# [The task]
Repeat the lines below exactly as they appear, but leave out the images.

>> Start Materials provided

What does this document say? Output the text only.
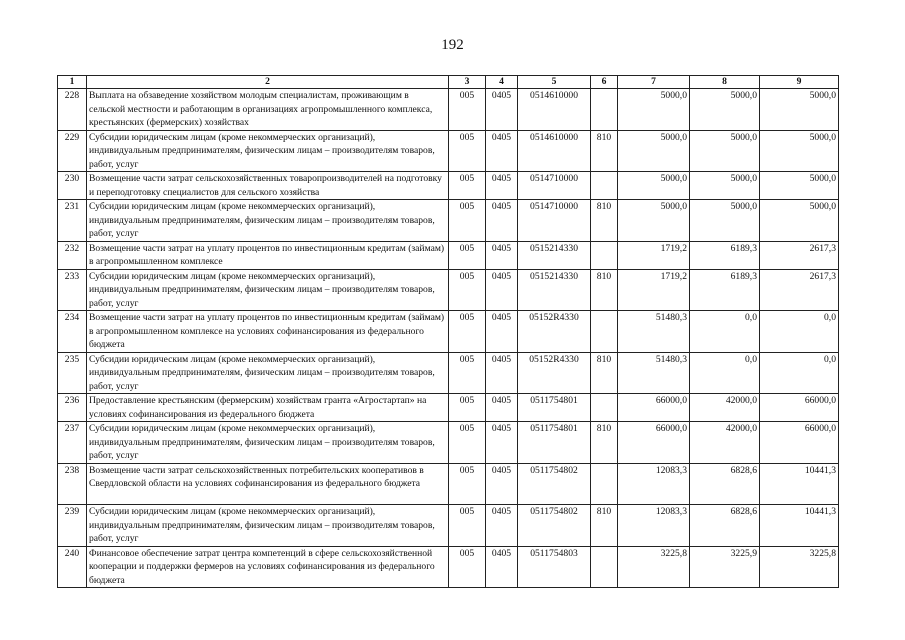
192
1	2	3	4	5	6	7	8	9
228	Выплата на обзаведение хозяйством молодым специалистам, проживающим в сельской местности и работающим в организациях агропромышленного комплекса, крестьянских (фермерских) хозяйствах	005	0405	0514610000		5000,0	5000,0	5000,0
229	Субсидии юридическим лицам (кроме некоммерческих организаций), индивидуальным предпринимателям, физическим лицам – производителям товаров, работ, услуг	005	0405	0514610000	810	5000,0	5000,0	5000,0
230	Возмещение части затрат сельскохозяйственных товаропроизводителей на подготовку и переподготовку специалистов для сельского хозяйства	005	0405	0514710000		5000,0	5000,0	5000,0
231	Субсидии юридическим лицам (кроме некоммерческих организаций), индивидуальным предпринимателям, физическим лицам – производителям товаров, работ, услуг	005	0405	0514710000	810	5000,0	5000,0	5000,0
232	Возмещение части затрат на уплату процентов по инвестиционным кредитам (займам) в агропромышленном комплексе	005	0405	0515214330		1719,2	6189,3	2617,3
233	Субсидии юридическим лицам (кроме некоммерческих организаций), индивидуальным предпринимателям, физическим лицам – производителям товаров, работ, услуг	005	0405	0515214330	810	1719,2	6189,3	2617,3
234	Возмещение части затрат на уплату процентов по инвестиционным кредитам (займам) в агропромышленном комплексе на условиях софинансирования из федерального бюджета	005	0405	05152R4330		51480,3	0,0	0,0
235	Субсидии юридическим лицам (кроме некоммерческих организаций), индивидуальным предпринимателям, физическим лицам – производителям товаров, работ, услуг	005	0405	05152R4330	810	51480,3	0,0	0,0
236	Предоставление крестьянским (фермерским) хозяйствам гранта «Агростартап» на условиях софинансирования из федерального бюджета	005	0405	0511754801		66000,0	42000,0	66000,0
237	Субсидии юридическим лицам (кроме некоммерческих организаций), индивидуальным предпринимателям, физическим лицам – производителям товаров, работ, услуг	005	0405	0511754801	810	66000,0	42000,0	66000,0
238	Возмещение части затрат сельскохозяйственных потребительских кооперативов в Свердловской области на условиях софинансирования из федерального бюджета	005	0405	0511754802		12083,3	6828,6	10441,3
239	Субсидии юридическим лицам (кроме некоммерческих организаций), индивидуальным предпринимателям, физическим лицам – производителям товаров, работ, услуг	005	0405	0511754802	810	12083,3	6828,6	10441,3
240	Финансовое обеспечение затрат центра компетенций в сфере сельскохозяйственной кооперации и поддержки фермеров на условиях софинансирования из федерального бюджета	005	0405	0511754803		3225,8	3225,9	3225,8
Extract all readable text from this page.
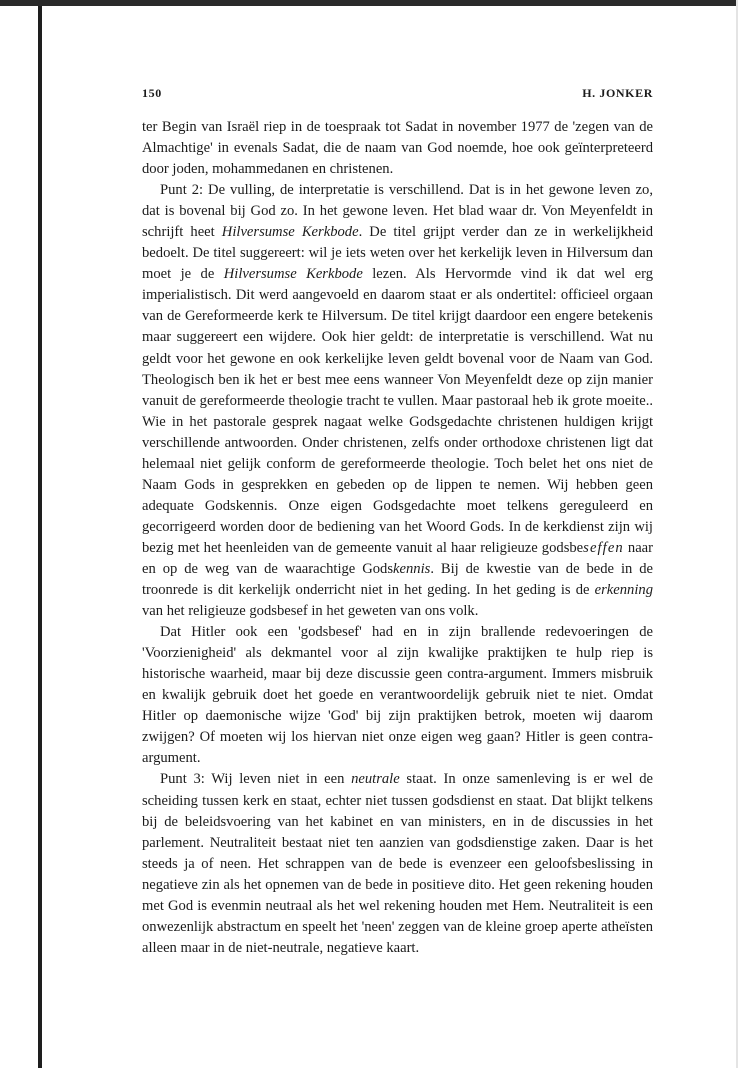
150	H. JONKER

ter Begin van Israël riep in de toespraak tot Sadat in november 1977 de 'zegen van de Almachtige' in evenals Sadat, die de naam van God noemde, hoe ook geïnterpreteerd door joden, mohammedanen en christenen.

Punt 2: De vulling, de interpretatie is verschillend. Dat is in het gewone leven zo, dat is bovenal bij God zo. In het gewone leven. Het blad waar dr. Von Meyenfeldt in schrijft heet Hilversumse Kerkbode. De titel grijpt verder dan ze in werkelijkheid bedoelt. De titel suggereert: wil je iets weten over het kerkelijk leven in Hilversum dan moet je de Hilversumse Kerkbode lezen. Als Hervormde vind ik dat wel erg imperialistisch. Dit werd aangevoeld en daarom staat er als ondertitel: officieel orgaan van de Gereformeerde kerk te Hilversum. De titel krijgt daardoor een engere betekenis maar suggereert een wijdere. Ook hier geldt: de interpretatie is verschillend. Wat nu geldt voor het gewone en ook kerkelijke leven geldt bovenal voor de Naam van God. Theologisch ben ik het er best mee eens wanneer Von Meyenfeldt deze op zijn manier vanuit de gereformeerde theologie tracht te vullen. Maar pastoraal heb ik grote moeite.. Wie in het pastorale gesprek nagaat welke Godsgedachte christenen huldigen krijgt verschillende antwoorden. Onder christenen, zelfs onder orthodoxe christenen ligt dat helemaal niet gelijk conform de gereformeerde theologie. Toch belet het ons niet de Naam Gods in gesprekken en gebeden op de lippen te nemen. Wij hebben geen adequate Godskennis. Onze eigen Godsgedachte moet telkens gereguleerd en gecorrigeerd worden door de bediening van het Woord Gods. In de kerkdienst zijn wij bezig met het heenleiden van de gemeente vanuit al haar religieuze godsbeseffen naar en op de weg van de waarachtige Godskennis. Bij de kwestie van de bede in de troonrede is dit kerkelijk onderricht niet in het geding. In het geding is de erkenning van het religieuze godsbesef in het geweten van ons volk.

Dat Hitler ook een 'godsbesef' had en in zijn brallende redevoeringen de 'Voorzienigheid' als dekmantel voor al zijn kwalijke praktijken te hulp riep is historische waarheid, maar bij deze discussie geen contra-argument. Immers misbruik en kwalijk gebruik doet het goede en verantwoordelijk gebruik niet te niet. Omdat Hitler op daemonische wijze 'God' bij zijn praktijken betrok, moeten wij daarom zwijgen? Of moeten wij los hiervan niet onze eigen weg gaan? Hitler is geen contra-argument.

Punt 3: Wij leven niet in een neutrale staat. In onze samenleving is er wel de scheiding tussen kerk en staat, echter niet tussen godsdienst en staat. Dat blijkt telkens bij de beleidsvoering van het kabinet en van ministers, en in de discussies in het parlement. Neutraliteit bestaat niet ten aanzien van godsdienstige zaken. Daar is het steeds ja of neen. Het schrappen van de bede is evenzeer een geloofsbeslissing in negatieve zin als het opnemen van de bede in positieve dito. Het geen rekening houden met God is evenmin neutraal als het wel rekening houden met Hem. Neutraliteit is een onwezenlijk abstractum en speelt het 'neen' zeggen van de kleine groep aperte atheïsten alleen maar in de niet-neutrale, negatieve kaart.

>> End Materials provided

# [Finished answer]
What does this document say? Output the text only.
192
1	2	3	4	5	6	7	8	9
228	Выплата на обзаведение хозяйством молодым специалистам, проживающим в сельской местности и работающим в организациях агропромышленного комплекса, крестьянских (фермерских) хозяйствах	005	0405	0514610000		5000,0	5000,0	5000,0
229	Субсидии юридическим лицам (кроме некоммерческих организаций), индивидуальным предпринимателям, физическим лицам – производителям товаров, работ, услуг	005	0405	0514610000	810	5000,0	5000,0	5000,0
230	Возмещение части затрат сельскохозяйственных товаропроизводителей на подготовку и переподготовку специалистов для сельского хозяйства	005	0405	0514710000		5000,0	5000,0	5000,0
231	Субсидии юридическим лицам (кроме некоммерческих организаций), индивидуальным предпринимателям, физическим лицам – производителям товаров, работ, услуг	005	0405	0514710000	810	5000,0	5000,0	5000,0
232	Возмещение части затрат на уплату процентов по инвестиционным кредитам (займам) в агропромышленном комплексе	005	0405	0515214330		1719,2	6189,3	2617,3
233	Субсидии юридическим лицам (кроме некоммерческих организаций), индивидуальным предпринимателям, физическим лицам – производителям товаров, работ, услуг	005	0405	0515214330	810	1719,2	6189,3	2617,3
234	Возмещение части затрат на уплату процентов по инвестиционным кредитам (займам) в агропромышленном комплексе на условиях софинансирования из федерального бюджета	005	0405	05152R4330		51480,3	0,0	0,0
235	Субсидии юридическим лицам (кроме некоммерческих организаций), индивидуальным предпринимателям, физическим лицам – производителям товаров, работ, услуг	005	0405	05152R4330	810	51480,3	0,0	0,0
236	Предоставление крестьянским (фермерским) хозяйствам гранта «Агростартап» на условиях софинансирования из федерального бюджета	005	0405	0511754801		66000,0	42000,0	66000,0
237	Субсидии юридическим лицам (кроме некоммерческих организаций), индивидуальным предпринимателям, физическим лицам – производителям товаров, работ, услуг	005	0405	0511754801	810	66000,0	42000,0	66000,0
238	Возмещение части затрат сельскохозяйственных потребительских кооперативов в Свердловской области на условиях софинансирования из федерального бюджета	005	0405	0511754802		12083,3	6828,6	10441,3
239	Субсидии юридическим лицам (кроме некоммерческих организаций), индивидуальным предпринимателям, физическим лицам – производителям товаров, работ, услуг	005	0405	0511754802	810	12083,3	6828,6	10441,3
240	Финансовое обеспечение затрат центра компетенций в сфере сельскохозяйственной кооперации и поддержки фермеров на условиях софинансирования из федерального бюджета	005	0405	0511754803		3225,8	3225,9	3225,8
Extract all readable text from this page.
150	H. JONKER

ter Begin van Israël riep in de toespraak tot Sadat in november 1977 de 'zegen van de Almachtige' in evenals Sadat, die de naam van God noemde, hoe ook geïnterpreteerd door joden, mohammedanen en christenen.

Punt 2: De vulling, de interpretatie is verschillend. Dat is in het gewone leven zo, dat is bovenal bij God zo. In het gewone leven. Het blad waar dr. Von Meyenfeldt in schrijft heet Hilversumse Kerkbode. De titel grijpt verder dan ze in werkelijkheid bedoelt. De titel suggereert: wil je iets weten over het kerkelijk leven in Hilversum dan moet je de Hilversumse Kerkbode lezen. Als Hervormde vind ik dat wel erg imperialistisch. Dit werd aangevoeld en daarom staat er als ondertitel: officieel orgaan van de Gereformeerde kerk te Hilversum. De titel krijgt daardoor een engere betekenis maar suggereert een wijdere. Ook hier geldt: de interpretatie is verschillend. Wat nu geldt voor het gewone en ook kerkelijke leven geldt bovenal voor de Naam van God. Theologisch ben ik het er best mee eens wanneer Von Meyenfeldt deze op zijn manier vanuit de gereformeerde theologie tracht te vullen. Maar pastoraal heb ik grote moeite.. Wie in het pastorale gesprek nagaat welke Godsgedachte christenen huldigen krijgt verschillende antwoorden. Onder christenen, zelfs onder orthodoxe christenen ligt dat helemaal niet gelijk conform de gereformeerde theologie. Toch belet het ons niet de Naam Gods in gesprekken en gebeden op de lippen te nemen. Wij hebben geen adequate Godskennis. Onze eigen Godsgedachte moet telkens gereguleerd en gecorrigeerd worden door de bediening van het Woord Gods. In de kerkdienst zijn wij bezig met het heenleiden van de gemeente vanuit al haar religieuze godsbeseffen naar en op de weg van de waarachtige Godskennis. Bij de kwestie van de bede in de troonrede is dit kerkelijk onderricht niet in het geding. In het geding is de erkenning van het religieuze godsbesef in het geweten van ons volk.

Dat Hitler ook een 'godsbesef' had en in zijn brallende redevoeringen de 'Voorzienigheid' als dekmantel voor al zijn kwalijke praktijken te hulp riep is historische waarheid, maar bij deze discussie geen contra-argument. Immers misbruik en kwalijk gebruik doet het goede en verantwoordelijk gebruik niet te niet. Omdat Hitler op daemonische wijze 'God' bij zijn praktijken betrok, moeten wij daarom zwijgen? Of moeten wij los hiervan niet onze eigen weg gaan? Hitler is geen contra-argument.

Punt 3: Wij leven niet in een neutrale staat. In onze samenleving is er wel de scheiding tussen kerk en staat, echter niet tussen godsdienst en staat. Dat blijkt telkens bij de beleidsvoering van het kabinet en van ministers, en in de discussies in het parlement. Neutraliteit bestaat niet ten aanzien van godsdienstige zaken. Daar is het steeds ja of neen. Het schrappen van de bede is evenzeer een geloofsbeslissing in negatieve zin als het opnemen van de bede in positieve dito. Het geen rekening houden met God is evenmin neutraal als het wel rekening houden met Hem. Neutraliteit is een onwezenlijk abstractum en speelt het 'neen' zeggen van de kleine groep aperte atheïsten alleen maar in de niet-neutrale, negatieve kaart.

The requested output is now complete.